(Stored items)
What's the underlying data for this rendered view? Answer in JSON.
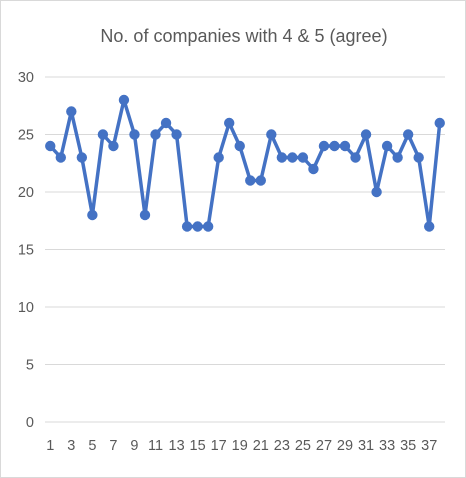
{
  "chart_data": {
    "type": "line",
    "title": "No. of companies with 4 & 5 (agree)",
    "x": [
      1,
      2,
      3,
      4,
      5,
      6,
      7,
      8,
      9,
      10,
      11,
      12,
      13,
      14,
      15,
      16,
      17,
      18,
      19,
      20,
      21,
      22,
      23,
      24,
      25,
      26,
      27,
      28,
      29,
      30,
      31,
      32,
      33,
      34,
      35,
      36,
      37,
      38
    ],
    "values": [
      24,
      23,
      27,
      23,
      18,
      25,
      24,
      28,
      25,
      18,
      25,
      26,
      25,
      17,
      17,
      17,
      23,
      26,
      24,
      21,
      21,
      25,
      23,
      23,
      23,
      22,
      24,
      24,
      24,
      23,
      25,
      20,
      24,
      23,
      25,
      23,
      17,
      26
    ],
    "x_tick_labels": [
      "1",
      "3",
      "5",
      "7",
      "9",
      "11",
      "13",
      "15",
      "17",
      "19",
      "21",
      "23",
      "25",
      "27",
      "29",
      "31",
      "33",
      "35",
      "37"
    ],
    "y_ticks": [
      0,
      5,
      10,
      15,
      20,
      25,
      30
    ],
    "ylim": [
      0,
      30
    ],
    "grid": "horizontal",
    "legend": "none",
    "series_color": "#4472C4",
    "grid_color": "#d9d9d9"
  }
}
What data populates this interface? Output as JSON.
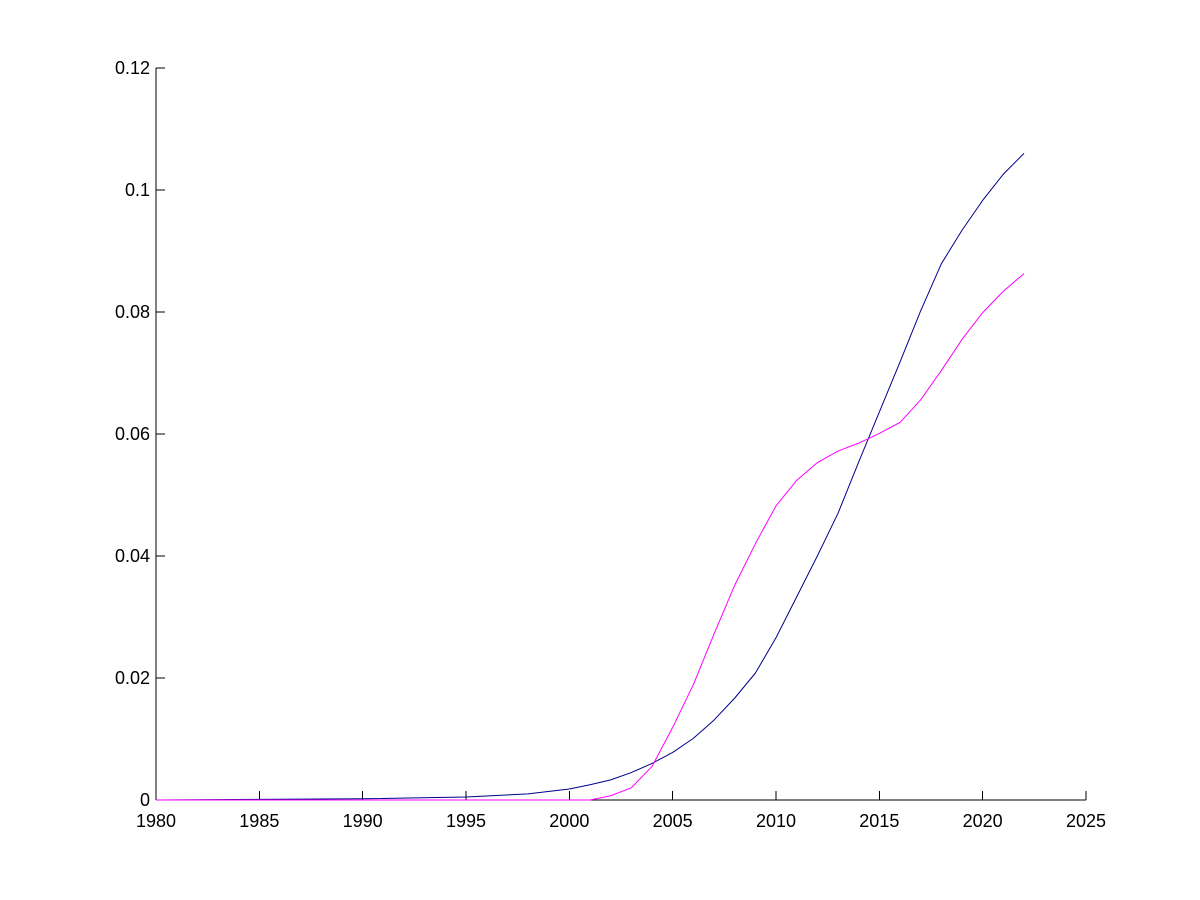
{
  "chart_data": {
    "type": "line",
    "title": "",
    "xlabel": "",
    "ylabel": "",
    "xlim": [
      1980,
      2025
    ],
    "ylim": [
      0,
      0.12
    ],
    "grid": false,
    "x_ticks": [
      "1980",
      "1985",
      "1990",
      "1995",
      "2000",
      "2005",
      "2010",
      "2015",
      "2020",
      "2025"
    ],
    "y_ticks": [
      "0",
      "0.02",
      "0.04",
      "0.06",
      "0.08",
      "0.1",
      "0.12"
    ],
    "series": [
      {
        "color": "#00008b",
        "points": [
          [
            1980,
            0
          ],
          [
            1985,
            0.0001
          ],
          [
            1990,
            0.0002
          ],
          [
            1995,
            0.0005
          ],
          [
            1998,
            0.001
          ],
          [
            2000,
            0.0018
          ],
          [
            2001,
            0.0025
          ],
          [
            2002,
            0.0033
          ],
          [
            2003,
            0.0045
          ],
          [
            2004,
            0.006
          ],
          [
            2005,
            0.0078
          ],
          [
            2006,
            0.0101
          ],
          [
            2007,
            0.0131
          ],
          [
            2008,
            0.0167
          ],
          [
            2009,
            0.0208
          ],
          [
            2010,
            0.0266
          ],
          [
            2011,
            0.0333
          ],
          [
            2012,
            0.04
          ],
          [
            2013,
            0.047
          ],
          [
            2014,
            0.0554
          ],
          [
            2015,
            0.0636
          ],
          [
            2016,
            0.0718
          ],
          [
            2017,
            0.0802
          ],
          [
            2018,
            0.0879
          ],
          [
            2019,
            0.0934
          ],
          [
            2020,
            0.0983
          ],
          [
            2021,
            0.1026
          ],
          [
            2022,
            0.106
          ]
        ]
      },
      {
        "color": "#ff00ff",
        "points": [
          [
            1980,
            0
          ],
          [
            1985,
            0
          ],
          [
            1990,
            0
          ],
          [
            1995,
            0
          ],
          [
            2000,
            0
          ],
          [
            2001,
            0
          ],
          [
            2002,
            0.0007
          ],
          [
            2003,
            0.002
          ],
          [
            2004,
            0.0055
          ],
          [
            2005,
            0.0119
          ],
          [
            2006,
            0.0189
          ],
          [
            2007,
            0.0272
          ],
          [
            2008,
            0.0352
          ],
          [
            2009,
            0.042
          ],
          [
            2010,
            0.0482
          ],
          [
            2011,
            0.0524
          ],
          [
            2012,
            0.0553
          ],
          [
            2013,
            0.0572
          ],
          [
            2014,
            0.0585
          ],
          [
            2015,
            0.0601
          ],
          [
            2016,
            0.0619
          ],
          [
            2017,
            0.0656
          ],
          [
            2018,
            0.0704
          ],
          [
            2019,
            0.0755
          ],
          [
            2020,
            0.0799
          ],
          [
            2021,
            0.0834
          ],
          [
            2022,
            0.0863
          ]
        ]
      }
    ]
  }
}
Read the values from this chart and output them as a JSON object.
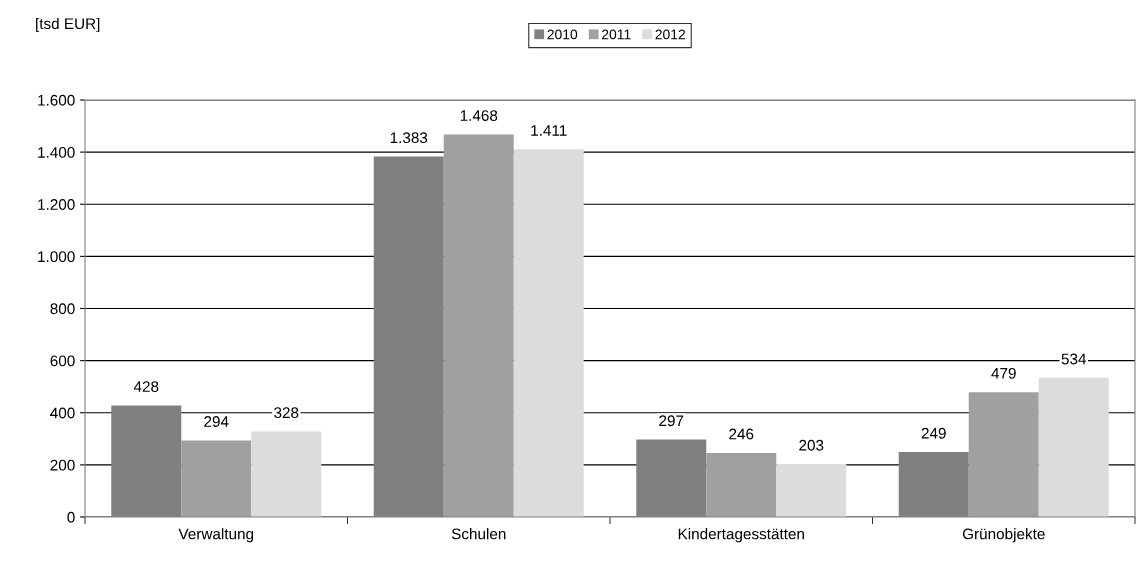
{
  "chart_data": {
    "type": "bar",
    "ylabel": "[tsd EUR]",
    "categories": [
      "Verwaltung",
      "Schulen",
      "Kindertagesstätten",
      "Grünobjekte"
    ],
    "series": [
      {
        "name": "2010",
        "color": "#808080",
        "values": [
          428,
          1383,
          297,
          249
        ],
        "value_labels": [
          "428",
          "1.383",
          "297",
          "249"
        ]
      },
      {
        "name": "2011",
        "color": "#a0a0a0",
        "values": [
          294,
          1468,
          246,
          479
        ],
        "value_labels": [
          "294",
          "1.468",
          "246",
          "479"
        ]
      },
      {
        "name": "2012",
        "color": "#dcdcdc",
        "values": [
          328,
          1411,
          203,
          534
        ],
        "value_labels": [
          "328",
          "1.411",
          "203",
          "534"
        ]
      }
    ],
    "ylim": [
      0,
      1600
    ],
    "yticks": [
      0,
      200,
      400,
      600,
      800,
      {
        "value": 1000,
        "label": "1.000"
      },
      {
        "value": 1200,
        "label": "1.200"
      },
      {
        "value": 1400,
        "label": "1.400"
      },
      {
        "value": 1600,
        "label": "1.600"
      }
    ],
    "grid": "y",
    "legend": "top"
  }
}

**Task**
Look through the data above. Copy every line with the string "What" in it.

**Result of the exercise**
What's the underlying data for this rendered view? Answer in JSON.
What data populates this interface? Output as JSON.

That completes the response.